GIVEN PROBLEM: Lay out the material below as a numbered list, covering everything from its first line down to and including the line that contains "y-tick-label: 0.006 [138,989,263,1040]". Leave out any blank lines.

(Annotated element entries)
———

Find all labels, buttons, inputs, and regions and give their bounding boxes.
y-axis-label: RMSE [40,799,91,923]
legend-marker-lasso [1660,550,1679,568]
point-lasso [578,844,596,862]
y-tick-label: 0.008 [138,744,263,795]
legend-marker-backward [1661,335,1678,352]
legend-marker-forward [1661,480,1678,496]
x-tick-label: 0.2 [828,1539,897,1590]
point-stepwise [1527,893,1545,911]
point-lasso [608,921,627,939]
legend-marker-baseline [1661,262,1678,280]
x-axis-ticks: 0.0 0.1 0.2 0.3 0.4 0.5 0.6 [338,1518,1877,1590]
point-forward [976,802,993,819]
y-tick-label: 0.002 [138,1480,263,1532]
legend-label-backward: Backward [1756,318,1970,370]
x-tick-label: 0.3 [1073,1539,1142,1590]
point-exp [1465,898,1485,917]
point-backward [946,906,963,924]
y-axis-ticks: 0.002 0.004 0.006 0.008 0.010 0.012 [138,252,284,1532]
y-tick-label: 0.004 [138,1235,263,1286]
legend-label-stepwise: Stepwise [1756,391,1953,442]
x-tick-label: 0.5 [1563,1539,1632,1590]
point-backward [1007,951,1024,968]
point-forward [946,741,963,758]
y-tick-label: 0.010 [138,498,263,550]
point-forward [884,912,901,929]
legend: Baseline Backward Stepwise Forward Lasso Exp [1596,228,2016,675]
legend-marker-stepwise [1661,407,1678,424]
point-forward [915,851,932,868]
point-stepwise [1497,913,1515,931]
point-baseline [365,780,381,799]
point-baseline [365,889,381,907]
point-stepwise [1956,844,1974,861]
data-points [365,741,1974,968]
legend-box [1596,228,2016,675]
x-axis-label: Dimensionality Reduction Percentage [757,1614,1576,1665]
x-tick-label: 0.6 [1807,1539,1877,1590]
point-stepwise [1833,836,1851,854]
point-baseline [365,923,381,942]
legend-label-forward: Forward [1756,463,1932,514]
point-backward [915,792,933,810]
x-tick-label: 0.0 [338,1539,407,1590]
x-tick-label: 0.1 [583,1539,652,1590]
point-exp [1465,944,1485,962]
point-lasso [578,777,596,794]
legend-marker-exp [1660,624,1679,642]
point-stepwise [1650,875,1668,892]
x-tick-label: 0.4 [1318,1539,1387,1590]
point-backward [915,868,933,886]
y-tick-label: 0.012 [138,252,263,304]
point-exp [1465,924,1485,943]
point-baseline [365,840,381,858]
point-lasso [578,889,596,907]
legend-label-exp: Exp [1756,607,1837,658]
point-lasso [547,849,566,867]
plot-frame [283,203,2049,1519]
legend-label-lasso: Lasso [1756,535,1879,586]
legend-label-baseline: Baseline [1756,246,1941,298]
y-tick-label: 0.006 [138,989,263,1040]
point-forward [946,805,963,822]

———

SOLUTION TO THE PROBLEM:
1. Find all labels, buttons, inputs, and regions and give their bounding boxes.
2. y-axis-label: RMSE [40,799,91,923]
3. legend-marker-lasso [1660,550,1679,568]
4. point-lasso [578,844,596,862]
5. y-tick-label: 0.008 [138,744,263,795]
6. legend-marker-backward [1661,335,1678,352]
7. legend-marker-forward [1661,480,1678,496]
8. x-tick-label: 0.2 [828,1539,897,1590]
9. point-stepwise [1527,893,1545,911]
10. point-lasso [608,921,627,939]
11. legend-marker-baseline [1661,262,1678,280]
12. x-axis-ticks: 0.0 0.1 0.2 0.3 0.4 0.5 0.6 [338,1518,1877,1590]
13. point-forward [976,802,993,819]
14. y-tick-label: 0.002 [138,1480,263,1532]
15. legend-label-backward: Backward [1756,318,1970,370]
16. x-tick-label: 0.3 [1073,1539,1142,1590]
17. point-exp [1465,898,1485,917]
18. point-backward [946,906,963,924]
19. y-axis-ticks: 0.002 0.004 0.006 0.008 0.010 0.012 [138,252,284,1532]
20. y-tick-label: 0.004 [138,1235,263,1286]
21. legend-label-stepwise: Stepwise [1756,391,1953,442]
22. x-tick-label: 0.5 [1563,1539,1632,1590]
23. point-backward [1007,951,1024,968]
24. point-forward [946,741,963,758]
25. y-tick-label: 0.010 [138,498,263,550]
26. point-forward [884,912,901,929]
27. legend: Baseline Backward Stepwise Forward Lasso Exp [1596,228,2016,675]
28. legend-marker-stepwise [1661,407,1678,424]
29. point-forward [915,851,932,868]
30. point-stepwise [1497,913,1515,931]
31. point-baseline [365,780,381,799]
32. point-baseline [365,889,381,907]
33. point-stepwise [1956,844,1974,861]
34. data-points [365,741,1974,968]
35. legend-box [1596,228,2016,675]
36. x-axis-label: Dimensionality Reduction Percentage [757,1614,1576,1665]
37. x-tick-label: 0.6 [1807,1539,1877,1590]
38. point-stepwise [1833,836,1851,854]
39. point-baseline [365,923,381,942]
40. legend-label-forward: Forward [1756,463,1932,514]
41. point-backward [915,792,933,810]
42. x-tick-label: 0.0 [338,1539,407,1590]
43. x-tick-label: 0.1 [583,1539,652,1590]
44. point-exp [1465,944,1485,962]
45. point-lasso [578,777,596,794]
46. legend-marker-exp [1660,624,1679,642]
47. point-stepwise [1650,875,1668,892]
48. x-tick-label: 0.4 [1318,1539,1387,1590]
49. point-backward [915,868,933,886]
50. y-tick-label: 0.012 [138,252,263,304]
51. point-exp [1465,924,1485,943]
52. point-baseline [365,840,381,858]
53. point-lasso [578,889,596,907]
54. legend-label-exp: Exp [1756,607,1837,658]
55. point-lasso [547,849,566,867]
56. plot-frame [283,203,2049,1519]
57. legend-label-lasso: Lasso [1756,535,1879,586]
58. legend-label-baseline: Baseline [1756,246,1941,298]
59. y-tick-label: 0.006 [138,989,263,1040]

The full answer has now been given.